* Start *
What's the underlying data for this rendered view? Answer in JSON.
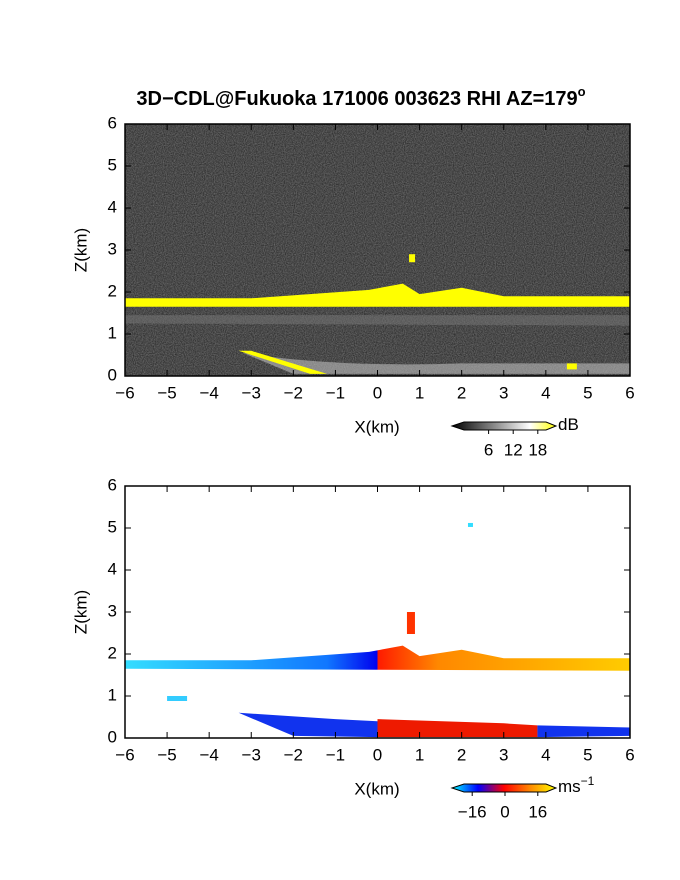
{
  "title": "3D−CDL@Fukuoka 171006 003623 RHI AZ=179",
  "title_superscript": "o",
  "chart_data": [
    {
      "type": "rhi",
      "xlabel": "X(km)",
      "ylabel": "Z(km)",
      "xlim": [
        -6,
        6
      ],
      "ylim": [
        0,
        6
      ],
      "xticks": [
        {
          "value": -6,
          "label": "−6"
        },
        {
          "value": -5,
          "label": "−5"
        },
        {
          "value": -4,
          "label": "−4"
        },
        {
          "value": -3,
          "label": "−3"
        },
        {
          "value": -2,
          "label": "−2"
        },
        {
          "value": -1,
          "label": "−1"
        },
        0,
        1,
        2,
        3,
        4,
        5,
        6
      ],
      "yticks": [
        0,
        1,
        2,
        3,
        4,
        5,
        6
      ],
      "colorbar": {
        "unit": "dB",
        "clim": [
          0,
          20
        ],
        "ticks": [
          6,
          12,
          18
        ],
        "colors": [
          "#000000",
          "#555555",
          "#aaaaaa",
          "#ffffff",
          "#ffff00"
        ]
      }
    },
    {
      "type": "rhi",
      "xlabel": "X(km)",
      "ylabel": "Z(km)",
      "xlim": [
        -6,
        6
      ],
      "ylim": [
        0,
        6
      ],
      "xticks": [
        {
          "value": -6,
          "label": "−6"
        },
        {
          "value": -5,
          "label": "−5"
        },
        {
          "value": -4,
          "label": "−4"
        },
        {
          "value": -3,
          "label": "−3"
        },
        {
          "value": -2,
          "label": "−2"
        },
        {
          "value": -1,
          "label": "−1"
        },
        0,
        1,
        2,
        3,
        4,
        5,
        6
      ],
      "yticks": [
        0,
        1,
        2,
        3,
        4,
        5,
        6
      ],
      "colorbar": {
        "unit": "ms",
        "unit_exponent": "−1",
        "clim": [
          -20,
          20
        ],
        "ticks": [
          {
            "value": -16,
            "label": "−16"
          },
          0,
          16
        ],
        "colors": [
          "#00ffff",
          "#0000ff",
          "#ff0000",
          "#ff8800",
          "#ffff00"
        ]
      }
    }
  ]
}
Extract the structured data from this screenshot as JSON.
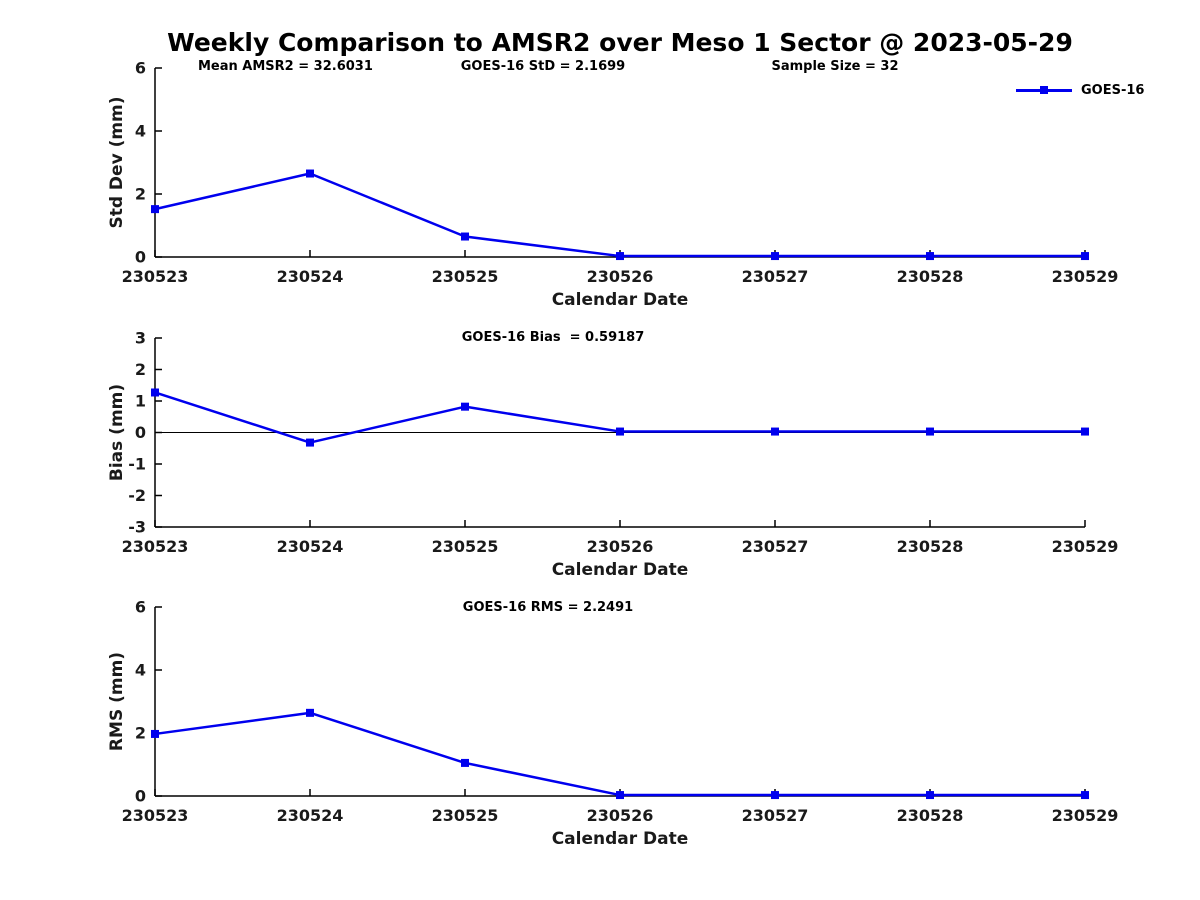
{
  "figure": {
    "title": "Weekly Comparison to AMSR2 over Meso 1 Sector @ 2023-05-29",
    "annotations": [
      {
        "id": "mean-amsr2",
        "text": "Mean AMSR2 = 32.6031"
      },
      {
        "id": "goes16-std",
        "text": "GOES-16 StD = 2.1699"
      },
      {
        "id": "sample-size",
        "text": "Sample Size = 32"
      }
    ],
    "legend": {
      "label": "GOES-16",
      "color": "#0000ee",
      "marker": "filled-square"
    }
  },
  "chart_data": [
    {
      "id": "stddev",
      "type": "line",
      "title": "",
      "xlabel": "Calendar Date",
      "ylabel": "Std Dev (mm)",
      "categories": [
        "230523",
        "230524",
        "230525",
        "230526",
        "230527",
        "230528",
        "230529"
      ],
      "series": [
        {
          "name": "GOES-16",
          "color": "#0000ee",
          "marker": "square",
          "values": [
            1.52,
            2.65,
            0.65,
            0.03,
            0.03,
            0.03,
            0.03
          ]
        }
      ],
      "ylim": [
        0,
        6
      ],
      "yticks": [
        0,
        2,
        4,
        6
      ],
      "zero_line": false,
      "grid": false,
      "legend_position": "top-right"
    },
    {
      "id": "bias",
      "type": "line",
      "title": "GOES-16 Bias  = 0.59187",
      "xlabel": "Calendar Date",
      "ylabel": "Bias (mm)",
      "categories": [
        "230523",
        "230524",
        "230525",
        "230526",
        "230527",
        "230528",
        "230529"
      ],
      "series": [
        {
          "name": "GOES-16",
          "color": "#0000ee",
          "marker": "square",
          "values": [
            1.27,
            -0.32,
            0.82,
            0.03,
            0.03,
            0.03,
            0.03
          ]
        }
      ],
      "ylim": [
        -3,
        3
      ],
      "yticks": [
        3,
        2,
        1,
        0,
        -1,
        -2,
        -3
      ],
      "zero_line": true,
      "grid": false,
      "legend_position": "none"
    },
    {
      "id": "rms",
      "type": "line",
      "title": "GOES-16 RMS = 2.2491",
      "xlabel": "Calendar Date",
      "ylabel": "RMS (mm)",
      "categories": [
        "230523",
        "230524",
        "230525",
        "230526",
        "230527",
        "230528",
        "230529"
      ],
      "series": [
        {
          "name": "GOES-16",
          "color": "#0000ee",
          "marker": "square",
          "values": [
            1.97,
            2.64,
            1.05,
            0.03,
            0.03,
            0.03,
            0.03
          ]
        }
      ],
      "ylim": [
        0,
        6
      ],
      "yticks": [
        0,
        2,
        4,
        6
      ],
      "zero_line": false,
      "grid": false,
      "legend_position": "none"
    }
  ]
}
* End *
### Goal
Keep every word of the data as it is when you write it out, but drop the pictures.

### Solution for this exercise
What's the underlying data for this rendered view? Answer in JSON.
{
  "title": "3D−CDL@Fukuoka 171006 003623 RHI AZ=179",
  "title_superscript": "o",
  "chart_data": [
    {
      "type": "rhi",
      "xlabel": "X(km)",
      "ylabel": "Z(km)",
      "xlim": [
        -6,
        6
      ],
      "ylim": [
        0,
        6
      ],
      "xticks": [
        {
          "value": -6,
          "label": "−6"
        },
        {
          "value": -5,
          "label": "−5"
        },
        {
          "value": -4,
          "label": "−4"
        },
        {
          "value": -3,
          "label": "−3"
        },
        {
          "value": -2,
          "label": "−2"
        },
        {
          "value": -1,
          "label": "−1"
        },
        0,
        1,
        2,
        3,
        4,
        5,
        6
      ],
      "yticks": [
        0,
        1,
        2,
        3,
        4,
        5,
        6
      ],
      "colorbar": {
        "unit": "dB",
        "clim": [
          0,
          20
        ],
        "ticks": [
          6,
          12,
          18
        ],
        "colors": [
          "#000000",
          "#555555",
          "#aaaaaa",
          "#ffffff",
          "#ffff00"
        ]
      }
    },
    {
      "type": "rhi",
      "xlabel": "X(km)",
      "ylabel": "Z(km)",
      "xlim": [
        -6,
        6
      ],
      "ylim": [
        0,
        6
      ],
      "xticks": [
        {
          "value": -6,
          "label": "−6"
        },
        {
          "value": -5,
          "label": "−5"
        },
        {
          "value": -4,
          "label": "−4"
        },
        {
          "value": -3,
          "label": "−3"
        },
        {
          "value": -2,
          "label": "−2"
        },
        {
          "value": -1,
          "label": "−1"
        },
        0,
        1,
        2,
        3,
        4,
        5,
        6
      ],
      "yticks": [
        0,
        1,
        2,
        3,
        4,
        5,
        6
      ],
      "colorbar": {
        "unit": "ms",
        "unit_exponent": "−1",
        "clim": [
          -20,
          20
        ],
        "ticks": [
          {
            "value": -16,
            "label": "−16"
          },
          0,
          16
        ],
        "colors": [
          "#00ffff",
          "#0000ff",
          "#ff0000",
          "#ff8800",
          "#ffff00"
        ]
      }
    }
  ]
}
Extract the structured data from this screenshot as JSON.
{
  "figure": {
    "title": "Weekly Comparison to AMSR2 over Meso 1 Sector @ 2023-05-29",
    "annotations": [
      {
        "id": "mean-amsr2",
        "text": "Mean AMSR2 = 32.6031"
      },
      {
        "id": "goes16-std",
        "text": "GOES-16 StD = 2.1699"
      },
      {
        "id": "sample-size",
        "text": "Sample Size = 32"
      }
    ],
    "legend": {
      "label": "GOES-16",
      "color": "#0000ee",
      "marker": "filled-square"
    }
  },
  "chart_data": [
    {
      "id": "stddev",
      "type": "line",
      "title": "",
      "xlabel": "Calendar Date",
      "ylabel": "Std Dev (mm)",
      "categories": [
        "230523",
        "230524",
        "230525",
        "230526",
        "230527",
        "230528",
        "230529"
      ],
      "series": [
        {
          "name": "GOES-16",
          "color": "#0000ee",
          "marker": "square",
          "values": [
            1.52,
            2.65,
            0.65,
            0.03,
            0.03,
            0.03,
            0.03
          ]
        }
      ],
      "ylim": [
        0,
        6
      ],
      "yticks": [
        0,
        2,
        4,
        6
      ],
      "zero_line": false,
      "grid": false,
      "legend_position": "top-right"
    },
    {
      "id": "bias",
      "type": "line",
      "title": "GOES-16 Bias  = 0.59187",
      "xlabel": "Calendar Date",
      "ylabel": "Bias (mm)",
      "categories": [
        "230523",
        "230524",
        "230525",
        "230526",
        "230527",
        "230528",
        "230529"
      ],
      "series": [
        {
          "name": "GOES-16",
          "color": "#0000ee",
          "marker": "square",
          "values": [
            1.27,
            -0.32,
            0.82,
            0.03,
            0.03,
            0.03,
            0.03
          ]
        }
      ],
      "ylim": [
        -3,
        3
      ],
      "yticks": [
        3,
        2,
        1,
        0,
        -1,
        -2,
        -3
      ],
      "zero_line": true,
      "grid": false,
      "legend_position": "none"
    },
    {
      "id": "rms",
      "type": "line",
      "title": "GOES-16 RMS = 2.2491",
      "xlabel": "Calendar Date",
      "ylabel": "RMS (mm)",
      "categories": [
        "230523",
        "230524",
        "230525",
        "230526",
        "230527",
        "230528",
        "230529"
      ],
      "series": [
        {
          "name": "GOES-16",
          "color": "#0000ee",
          "marker": "square",
          "values": [
            1.97,
            2.64,
            1.05,
            0.03,
            0.03,
            0.03,
            0.03
          ]
        }
      ],
      "ylim": [
        0,
        6
      ],
      "yticks": [
        0,
        2,
        4,
        6
      ],
      "zero_line": false,
      "grid": false,
      "legend_position": "none"
    }
  ]
}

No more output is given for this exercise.